• What is expected
Gather up the lines with the word "this" in them.

Dataset entries:
_ _ _ _
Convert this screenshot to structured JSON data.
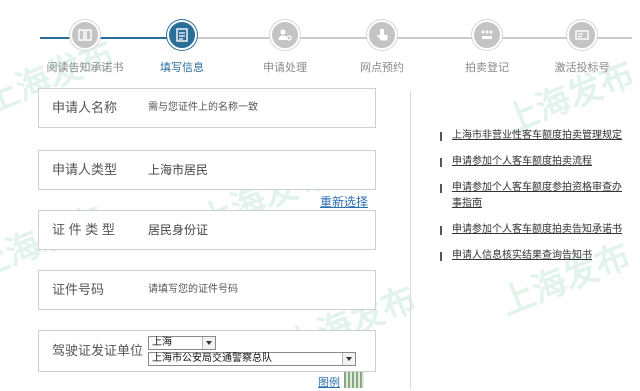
{
  "steps": [
    {
      "label": "阅读告知承诺书",
      "icon": "book-icon"
    },
    {
      "label": "填写信息",
      "icon": "form-icon"
    },
    {
      "label": "申请处理",
      "icon": "user-gear-icon"
    },
    {
      "label": "网点预约",
      "icon": "hand-pointer-icon"
    },
    {
      "label": "拍卖登记",
      "icon": "dots-grid-icon"
    },
    {
      "label": "激活投标号",
      "icon": "id-card-icon"
    }
  ],
  "active_step": "填写信息",
  "form": {
    "applicant_name": {
      "label": "申请人名称",
      "value": "需与您证件上的名称一致"
    },
    "applicant_type": {
      "label": "申请人类型",
      "value": "上海市居民"
    },
    "reselect_link": "重新选择",
    "id_type": {
      "label": "证 件 类 型",
      "value": "居民身份证"
    },
    "id_number": {
      "label": "证件号码",
      "placeholder": "请填写您的证件号码"
    },
    "license_issuer": {
      "label": "驾驶证发证单位",
      "city": "上海",
      "unit": "上海市公安局交通警察总队"
    },
    "example_link": "图例"
  },
  "side_links": [
    "上海市非营业性客车额度拍卖管理规定",
    "申请参加个人客车额度拍卖流程",
    "申请参加个人客车额度参拍资格审查办事指南",
    "申请参加个人客车额度拍卖告知承诺书",
    "申请人信息核实结果查询告知书"
  ],
  "watermark": "上海发布",
  "colors": {
    "accent": "#2c6e9a",
    "link": "#2d6fb0",
    "inactive": "#c4c4c4"
  }
}
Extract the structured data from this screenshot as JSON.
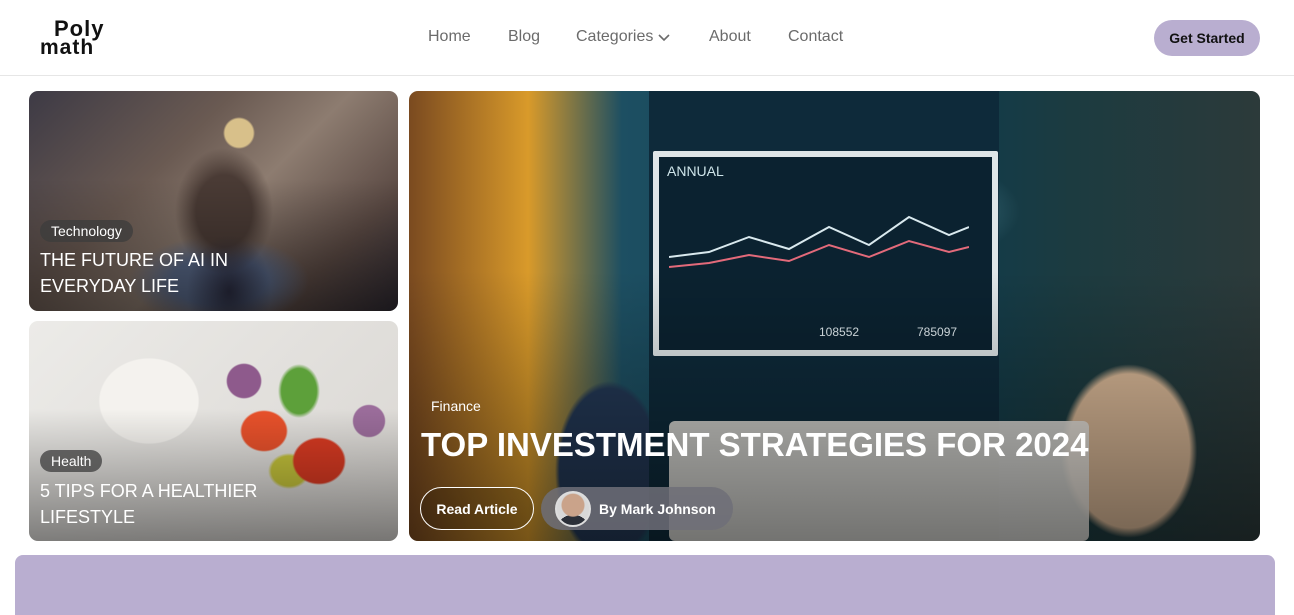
{
  "logo": {
    "line1": "Poly",
    "line2": "math"
  },
  "nav": {
    "items": [
      "Home",
      "Blog",
      "Categories",
      "About",
      "Contact"
    ]
  },
  "cta": {
    "label": "Get Started"
  },
  "cards": {
    "ai": {
      "tag": "Technology",
      "title": "The Future of AI in Everyday Life"
    },
    "health": {
      "tag": "Health",
      "title": "5 Tips for a Healthier Lifestyle"
    },
    "featured": {
      "tag": "Finance",
      "title": "Top Investment Strategies for 2024",
      "read_label": "Read Article",
      "author": "By Mark Johnson",
      "screen": {
        "title": "ANNUAL",
        "balance": "108552",
        "summary": "785097"
      }
    }
  },
  "colors": {
    "accent": "#b9aed0",
    "nav_text": "#6b6b6b"
  }
}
_ _ _ _
• Correct result
Convert this screenshot to structured JSON data.
Extract the structured data from this screenshot as JSON.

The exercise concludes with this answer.